Within the records that follow, find every line containing the string "series". Copy those lines.

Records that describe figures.
▼▼▼

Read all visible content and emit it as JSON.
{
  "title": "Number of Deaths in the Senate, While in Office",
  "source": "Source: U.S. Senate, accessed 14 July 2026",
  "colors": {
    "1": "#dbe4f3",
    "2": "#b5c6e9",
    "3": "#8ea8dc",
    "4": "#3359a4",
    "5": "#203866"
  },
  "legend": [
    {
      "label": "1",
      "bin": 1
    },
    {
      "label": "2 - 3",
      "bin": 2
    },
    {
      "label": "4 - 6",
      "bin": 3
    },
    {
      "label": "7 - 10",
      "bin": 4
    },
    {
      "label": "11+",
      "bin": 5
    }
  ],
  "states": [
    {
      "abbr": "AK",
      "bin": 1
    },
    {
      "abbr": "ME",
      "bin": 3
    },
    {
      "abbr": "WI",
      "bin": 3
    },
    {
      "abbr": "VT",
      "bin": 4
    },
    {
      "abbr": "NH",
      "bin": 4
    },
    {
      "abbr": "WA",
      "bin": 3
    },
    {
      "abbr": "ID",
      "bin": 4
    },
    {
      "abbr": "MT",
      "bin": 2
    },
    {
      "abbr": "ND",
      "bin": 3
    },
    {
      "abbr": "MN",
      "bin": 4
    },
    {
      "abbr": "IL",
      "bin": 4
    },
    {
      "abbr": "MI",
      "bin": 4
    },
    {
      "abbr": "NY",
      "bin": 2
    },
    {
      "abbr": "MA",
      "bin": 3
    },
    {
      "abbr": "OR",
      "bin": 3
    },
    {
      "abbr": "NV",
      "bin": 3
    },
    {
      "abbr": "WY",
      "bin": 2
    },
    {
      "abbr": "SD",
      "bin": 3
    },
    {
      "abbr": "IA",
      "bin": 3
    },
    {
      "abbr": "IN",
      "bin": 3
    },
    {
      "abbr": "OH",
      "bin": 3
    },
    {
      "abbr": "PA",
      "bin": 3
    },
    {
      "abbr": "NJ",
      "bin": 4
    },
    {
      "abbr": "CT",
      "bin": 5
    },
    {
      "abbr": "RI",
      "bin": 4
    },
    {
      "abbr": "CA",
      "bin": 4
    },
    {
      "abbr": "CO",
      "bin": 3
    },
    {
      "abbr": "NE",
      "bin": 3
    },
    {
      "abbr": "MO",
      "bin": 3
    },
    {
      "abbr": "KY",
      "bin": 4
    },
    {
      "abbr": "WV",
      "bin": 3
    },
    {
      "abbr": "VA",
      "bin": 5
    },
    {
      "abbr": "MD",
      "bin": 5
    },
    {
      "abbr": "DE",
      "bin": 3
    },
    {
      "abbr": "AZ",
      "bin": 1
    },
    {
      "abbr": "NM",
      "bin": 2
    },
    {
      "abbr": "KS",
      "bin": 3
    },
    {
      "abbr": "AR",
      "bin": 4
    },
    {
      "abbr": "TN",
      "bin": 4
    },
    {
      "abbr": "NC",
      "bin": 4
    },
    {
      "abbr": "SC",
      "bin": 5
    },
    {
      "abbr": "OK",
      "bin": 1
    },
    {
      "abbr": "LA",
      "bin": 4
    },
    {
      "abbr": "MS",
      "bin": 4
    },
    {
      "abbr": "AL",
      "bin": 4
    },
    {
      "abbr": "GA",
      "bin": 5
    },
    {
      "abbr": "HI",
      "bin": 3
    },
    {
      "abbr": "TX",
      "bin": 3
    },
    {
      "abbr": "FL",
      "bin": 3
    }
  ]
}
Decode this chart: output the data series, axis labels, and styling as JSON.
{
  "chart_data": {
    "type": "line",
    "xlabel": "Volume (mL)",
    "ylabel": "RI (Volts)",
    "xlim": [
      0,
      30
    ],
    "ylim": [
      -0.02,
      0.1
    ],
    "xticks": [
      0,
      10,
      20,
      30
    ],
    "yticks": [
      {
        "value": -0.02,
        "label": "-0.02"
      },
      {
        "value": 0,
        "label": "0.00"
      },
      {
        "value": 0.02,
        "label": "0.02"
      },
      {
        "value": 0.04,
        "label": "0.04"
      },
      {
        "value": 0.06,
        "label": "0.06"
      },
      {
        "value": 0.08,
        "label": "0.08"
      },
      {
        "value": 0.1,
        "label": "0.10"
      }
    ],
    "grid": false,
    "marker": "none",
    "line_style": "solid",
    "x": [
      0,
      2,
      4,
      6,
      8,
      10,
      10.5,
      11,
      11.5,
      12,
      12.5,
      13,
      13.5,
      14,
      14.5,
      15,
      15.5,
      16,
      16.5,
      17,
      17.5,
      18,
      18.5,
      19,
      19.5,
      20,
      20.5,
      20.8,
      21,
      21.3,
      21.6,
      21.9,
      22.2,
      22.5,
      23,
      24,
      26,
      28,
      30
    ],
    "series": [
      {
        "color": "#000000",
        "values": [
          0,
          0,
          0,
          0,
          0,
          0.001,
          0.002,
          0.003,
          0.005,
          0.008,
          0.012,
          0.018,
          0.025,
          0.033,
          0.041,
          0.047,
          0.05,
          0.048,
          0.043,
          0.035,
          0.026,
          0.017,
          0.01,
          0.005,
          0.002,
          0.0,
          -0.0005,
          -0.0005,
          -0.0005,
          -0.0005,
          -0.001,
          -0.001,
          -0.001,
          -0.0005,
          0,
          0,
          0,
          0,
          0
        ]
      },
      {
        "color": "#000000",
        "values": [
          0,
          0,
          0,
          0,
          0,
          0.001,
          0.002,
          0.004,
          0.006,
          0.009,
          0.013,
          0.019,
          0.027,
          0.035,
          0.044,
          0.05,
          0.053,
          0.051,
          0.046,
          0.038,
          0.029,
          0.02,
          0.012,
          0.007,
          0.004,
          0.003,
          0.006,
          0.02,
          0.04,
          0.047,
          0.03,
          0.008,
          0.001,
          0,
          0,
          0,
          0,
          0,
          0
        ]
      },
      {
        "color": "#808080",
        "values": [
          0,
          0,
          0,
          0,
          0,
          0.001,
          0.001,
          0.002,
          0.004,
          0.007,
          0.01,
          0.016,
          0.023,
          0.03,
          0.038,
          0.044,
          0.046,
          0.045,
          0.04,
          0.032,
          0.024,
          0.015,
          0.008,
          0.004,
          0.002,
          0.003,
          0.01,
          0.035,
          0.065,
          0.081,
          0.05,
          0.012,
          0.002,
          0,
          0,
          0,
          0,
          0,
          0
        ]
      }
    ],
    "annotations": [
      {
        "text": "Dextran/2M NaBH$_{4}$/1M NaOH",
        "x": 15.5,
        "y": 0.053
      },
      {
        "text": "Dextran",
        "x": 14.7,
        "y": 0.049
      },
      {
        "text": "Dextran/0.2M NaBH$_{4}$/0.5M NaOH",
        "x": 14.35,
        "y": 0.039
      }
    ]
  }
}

▲▲▲

PROBLEM SOLUTION.
Decode this chart: output the data series, axis labels, and styling as JSON.
    "series": [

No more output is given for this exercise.